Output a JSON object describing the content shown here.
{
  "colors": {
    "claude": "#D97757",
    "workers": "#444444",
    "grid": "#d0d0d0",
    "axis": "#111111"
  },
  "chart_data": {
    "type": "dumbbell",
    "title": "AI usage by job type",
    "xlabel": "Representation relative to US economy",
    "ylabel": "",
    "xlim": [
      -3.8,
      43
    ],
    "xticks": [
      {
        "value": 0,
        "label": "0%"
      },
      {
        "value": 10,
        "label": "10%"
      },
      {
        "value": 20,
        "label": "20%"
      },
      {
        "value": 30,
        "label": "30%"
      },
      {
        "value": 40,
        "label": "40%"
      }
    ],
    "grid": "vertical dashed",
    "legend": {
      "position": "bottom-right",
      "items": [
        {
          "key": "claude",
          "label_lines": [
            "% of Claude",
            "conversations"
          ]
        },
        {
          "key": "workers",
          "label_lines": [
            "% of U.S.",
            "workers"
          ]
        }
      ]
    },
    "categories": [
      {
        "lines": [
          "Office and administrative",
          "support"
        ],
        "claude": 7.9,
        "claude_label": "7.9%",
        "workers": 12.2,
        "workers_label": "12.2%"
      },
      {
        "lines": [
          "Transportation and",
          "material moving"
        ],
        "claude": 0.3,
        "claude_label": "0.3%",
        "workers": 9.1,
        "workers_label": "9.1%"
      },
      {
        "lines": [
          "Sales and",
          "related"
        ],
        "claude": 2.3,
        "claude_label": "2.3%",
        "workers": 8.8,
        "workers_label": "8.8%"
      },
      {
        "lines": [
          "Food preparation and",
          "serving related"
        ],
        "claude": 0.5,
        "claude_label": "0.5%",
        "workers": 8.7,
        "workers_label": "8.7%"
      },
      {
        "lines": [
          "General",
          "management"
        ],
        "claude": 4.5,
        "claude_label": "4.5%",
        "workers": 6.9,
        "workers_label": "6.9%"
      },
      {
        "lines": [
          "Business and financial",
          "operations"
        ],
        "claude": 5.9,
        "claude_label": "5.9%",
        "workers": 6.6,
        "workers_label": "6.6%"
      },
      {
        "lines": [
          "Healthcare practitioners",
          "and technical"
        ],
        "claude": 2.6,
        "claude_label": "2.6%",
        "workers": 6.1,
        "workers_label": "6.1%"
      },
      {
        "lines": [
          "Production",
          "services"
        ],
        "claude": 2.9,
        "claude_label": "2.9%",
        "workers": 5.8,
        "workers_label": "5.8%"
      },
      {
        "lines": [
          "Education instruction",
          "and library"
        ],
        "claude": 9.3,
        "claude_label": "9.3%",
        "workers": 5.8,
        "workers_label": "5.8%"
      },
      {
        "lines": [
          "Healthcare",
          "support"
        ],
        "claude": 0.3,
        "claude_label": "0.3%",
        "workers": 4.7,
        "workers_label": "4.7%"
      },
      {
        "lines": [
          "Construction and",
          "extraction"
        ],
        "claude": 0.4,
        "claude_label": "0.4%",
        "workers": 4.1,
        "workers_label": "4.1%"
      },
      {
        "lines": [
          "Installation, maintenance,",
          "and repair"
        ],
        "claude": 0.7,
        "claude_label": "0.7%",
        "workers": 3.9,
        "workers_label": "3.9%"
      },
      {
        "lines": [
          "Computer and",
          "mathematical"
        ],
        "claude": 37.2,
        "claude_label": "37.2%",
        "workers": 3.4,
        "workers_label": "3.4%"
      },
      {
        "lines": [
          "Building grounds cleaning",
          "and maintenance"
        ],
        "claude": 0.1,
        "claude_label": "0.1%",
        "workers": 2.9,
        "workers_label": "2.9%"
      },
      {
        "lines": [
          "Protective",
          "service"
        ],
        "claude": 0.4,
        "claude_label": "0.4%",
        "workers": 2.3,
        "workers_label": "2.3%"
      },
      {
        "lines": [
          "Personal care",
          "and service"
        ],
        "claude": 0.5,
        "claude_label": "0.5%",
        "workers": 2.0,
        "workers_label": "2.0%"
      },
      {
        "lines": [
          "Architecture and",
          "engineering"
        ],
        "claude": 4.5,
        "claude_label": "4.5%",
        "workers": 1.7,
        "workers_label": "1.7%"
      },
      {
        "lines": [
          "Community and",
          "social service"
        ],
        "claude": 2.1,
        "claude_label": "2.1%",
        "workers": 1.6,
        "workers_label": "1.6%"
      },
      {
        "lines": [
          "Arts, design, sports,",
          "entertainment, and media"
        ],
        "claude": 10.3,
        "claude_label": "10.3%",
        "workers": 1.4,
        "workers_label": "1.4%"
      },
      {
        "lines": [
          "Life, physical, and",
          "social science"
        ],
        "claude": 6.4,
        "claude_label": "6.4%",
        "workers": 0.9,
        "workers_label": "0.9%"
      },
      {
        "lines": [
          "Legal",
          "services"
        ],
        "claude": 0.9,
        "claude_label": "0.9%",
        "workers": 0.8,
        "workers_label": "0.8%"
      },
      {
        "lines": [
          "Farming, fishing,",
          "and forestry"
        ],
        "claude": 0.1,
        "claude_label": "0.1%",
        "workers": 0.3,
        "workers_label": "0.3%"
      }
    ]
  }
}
· · ·
**Aim of the task:**
The records above must be repeated exactly, every one of them.

**Complete output:**
Output a JSON object describing the content shown here.
{
  "colors": {
    "claude": "#D97757",
    "workers": "#444444",
    "grid": "#d0d0d0",
    "axis": "#111111"
  },
  "chart_data": {
    "type": "dumbbell",
    "title": "AI usage by job type",
    "xlabel": "Representation relative to US economy",
    "ylabel": "",
    "xlim": [
      -3.8,
      43
    ],
    "xticks": [
      {
        "value": 0,
        "label": "0%"
      },
      {
        "value": 10,
        "label": "10%"
      },
      {
        "value": 20,
        "label": "20%"
      },
      {
        "value": 30,
        "label": "30%"
      },
      {
        "value": 40,
        "label": "40%"
      }
    ],
    "grid": "vertical dashed",
    "legend": {
      "position": "bottom-right",
      "items": [
        {
          "key": "claude",
          "label_lines": [
            "% of Claude",
            "conversations"
          ]
        },
        {
          "key": "workers",
          "label_lines": [
            "% of U.S.",
            "workers"
          ]
        }
      ]
    },
    "categories": [
      {
        "lines": [
          "Office and administrative",
          "support"
        ],
        "claude": 7.9,
        "claude_label": "7.9%",
        "workers": 12.2,
        "workers_label": "12.2%"
      },
      {
        "lines": [
          "Transportation and",
          "material moving"
        ],
        "claude": 0.3,
        "claude_label": "0.3%",
        "workers": 9.1,
        "workers_label": "9.1%"
      },
      {
        "lines": [
          "Sales and",
          "related"
        ],
        "claude": 2.3,
        "claude_label": "2.3%",
        "workers": 8.8,
        "workers_label": "8.8%"
      },
      {
        "lines": [
          "Food preparation and",
          "serving related"
        ],
        "claude": 0.5,
        "claude_label": "0.5%",
        "workers": 8.7,
        "workers_label": "8.7%"
      },
      {
        "lines": [
          "General",
          "management"
        ],
        "claude": 4.5,
        "claude_label": "4.5%",
        "workers": 6.9,
        "workers_label": "6.9%"
      },
      {
        "lines": [
          "Business and financial",
          "operations"
        ],
        "claude": 5.9,
        "claude_label": "5.9%",
        "workers": 6.6,
        "workers_label": "6.6%"
      },
      {
        "lines": [
          "Healthcare practitioners",
          "and technical"
        ],
        "claude": 2.6,
        "claude_label": "2.6%",
        "workers": 6.1,
        "workers_label": "6.1%"
      },
      {
        "lines": [
          "Production",
          "services"
        ],
        "claude": 2.9,
        "claude_label": "2.9%",
        "workers": 5.8,
        "workers_label": "5.8%"
      },
      {
        "lines": [
          "Education instruction",
          "and library"
        ],
        "claude": 9.3,
        "claude_label": "9.3%",
        "workers": 5.8,
        "workers_label": "5.8%"
      },
      {
        "lines": [
          "Healthcare",
          "support"
        ],
        "claude": 0.3,
        "claude_label": "0.3%",
        "workers": 4.7,
        "workers_label": "4.7%"
      },
      {
        "lines": [
          "Construction and",
          "extraction"
        ],
        "claude": 0.4,
        "claude_label": "0.4%",
        "workers": 4.1,
        "workers_label": "4.1%"
      },
      {
        "lines": [
          "Installation, maintenance,",
          "and repair"
        ],
        "claude": 0.7,
        "claude_label": "0.7%",
        "workers": 3.9,
        "workers_label": "3.9%"
      },
      {
        "lines": [
          "Computer and",
          "mathematical"
        ],
        "claude": 37.2,
        "claude_label": "37.2%",
        "workers": 3.4,
        "workers_label": "3.4%"
      },
      {
        "lines": [
          "Building grounds cleaning",
          "and maintenance"
        ],
        "claude": 0.1,
        "claude_label": "0.1%",
        "workers": 2.9,
        "workers_label": "2.9%"
      },
      {
        "lines": [
          "Protective",
          "service"
        ],
        "claude": 0.4,
        "claude_label": "0.4%",
        "workers": 2.3,
        "workers_label": "2.3%"
      },
      {
        "lines": [
          "Personal care",
          "and service"
        ],
        "claude": 0.5,
        "claude_label": "0.5%",
        "workers": 2.0,
        "workers_label": "2.0%"
      },
      {
        "lines": [
          "Architecture and",
          "engineering"
        ],
        "claude": 4.5,
        "claude_label": "4.5%",
        "workers": 1.7,
        "workers_label": "1.7%"
      },
      {
        "lines": [
          "Community and",
          "social service"
        ],
        "claude": 2.1,
        "claude_label": "2.1%",
        "workers": 1.6,
        "workers_label": "1.6%"
      },
      {
        "lines": [
          "Arts, design, sports,",
          "entertainment, and media"
        ],
        "claude": 10.3,
        "claude_label": "10.3%",
        "workers": 1.4,
        "workers_label": "1.4%"
      },
      {
        "lines": [
          "Life, physical, and",
          "social science"
        ],
        "claude": 6.4,
        "claude_label": "6.4%",
        "workers": 0.9,
        "workers_label": "0.9%"
      },
      {
        "lines": [
          "Legal",
          "services"
        ],
        "claude": 0.9,
        "claude_label": "0.9%",
        "workers": 0.8,
        "workers_label": "0.8%"
      },
      {
        "lines": [
          "Farming, fishing,",
          "and forestry"
        ],
        "claude": 0.1,
        "claude_label": "0.1%",
        "workers": 0.3,
        "workers_label": "0.3%"
      }
    ]
  }
}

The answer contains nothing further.